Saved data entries

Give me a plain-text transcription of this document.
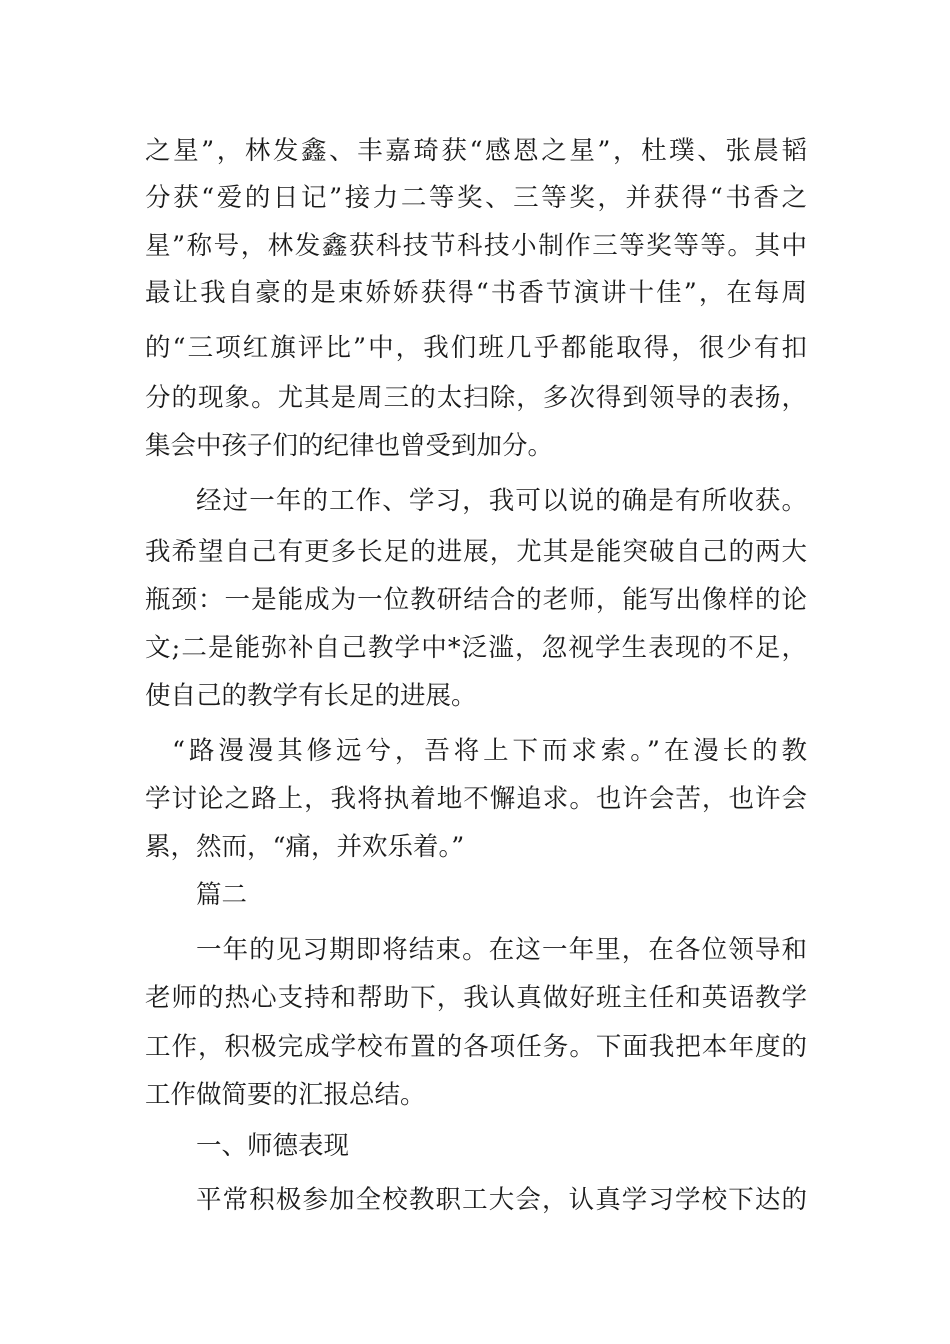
之星”，林发鑫、丰嘉琦获“感恩之星”，杜璞、张晨韬
分获“爱的日记”接力二等奖、三等奖，并获得“书香之
星”称号，林发鑫获科技节科技小制作三等奖等等。其中
最让我自豪的是束娇娇获得“书香节演讲十佳”，在每周
的“三项红旗评比”中，我们班几乎都能取得，很少有扣
分的现象。尤其是周三的太扫除，多次得到领导的表扬，
集会中孩子们的纪律也曾受到加分。
经过一年的工作、学习，我可以说的确是有所收获。
我希望自己有更多长足的进展，尤其是能突破自己的两大
瓶颈：一是能成为一位教研结合的老师，能写出像样的论
文;二是能弥补自己教学中*泛滥，忽视学生表现的不足，
使自己的教学有长足的进展。
“路漫漫其修远兮，吾将上下而求索。”在漫长的教
学讨论之路上，我将执着地不懈追求。也许会苦，也许会
累，然而，“痛，并欢乐着。”
篇二
一年的见习期即将结束。在这一年里，在各位领导和
老师的热心支持和帮助下，我认真做好班主任和英语教学
工作，积极完成学校布置的各项任务。下面我把本年度的
工作做简要的汇报总结。
一、师德表现
平常积极参加全校教职工大会，认真学习学校下达的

**Problem to solve:**
Reproduce all of the data exactly, omitting each picture it holds.

**Result of this task:**
Give me a plain-text transcription of this document.
之星”，林发鑫、丰嘉琦获“感恩之星”，杜璞、张晨韬
分获“爱的日记”接力二等奖、三等奖，并获得“书香之
星”称号，林发鑫获科技节科技小制作三等奖等等。其中
最让我自豪的是束娇娇获得“书香节演讲十佳”，在每周
的“三项红旗评比”中，我们班几乎都能取得，很少有扣
分的现象。尤其是周三的太扫除，多次得到领导的表扬，
集会中孩子们的纪律也曾受到加分。
经过一年的工作、学习，我可以说的确是有所收获。
我希望自己有更多长足的进展，尤其是能突破自己的两大
瓶颈：一是能成为一位教研结合的老师，能写出像样的论
文;二是能弥补自己教学中*泛滥，忽视学生表现的不足，
使自己的教学有长足的进展。
“路漫漫其修远兮，吾将上下而求索。”在漫长的教
学讨论之路上，我将执着地不懈追求。也许会苦，也许会
累，然而，“痛，并欢乐着。”
篇二
一年的见习期即将结束。在这一年里，在各位领导和
老师的热心支持和帮助下，我认真做好班主任和英语教学
工作，积极完成学校布置的各项任务。下面我把本年度的
工作做简要的汇报总结。
一、师德表现
平常积极参加全校教职工大会，认真学习学校下达的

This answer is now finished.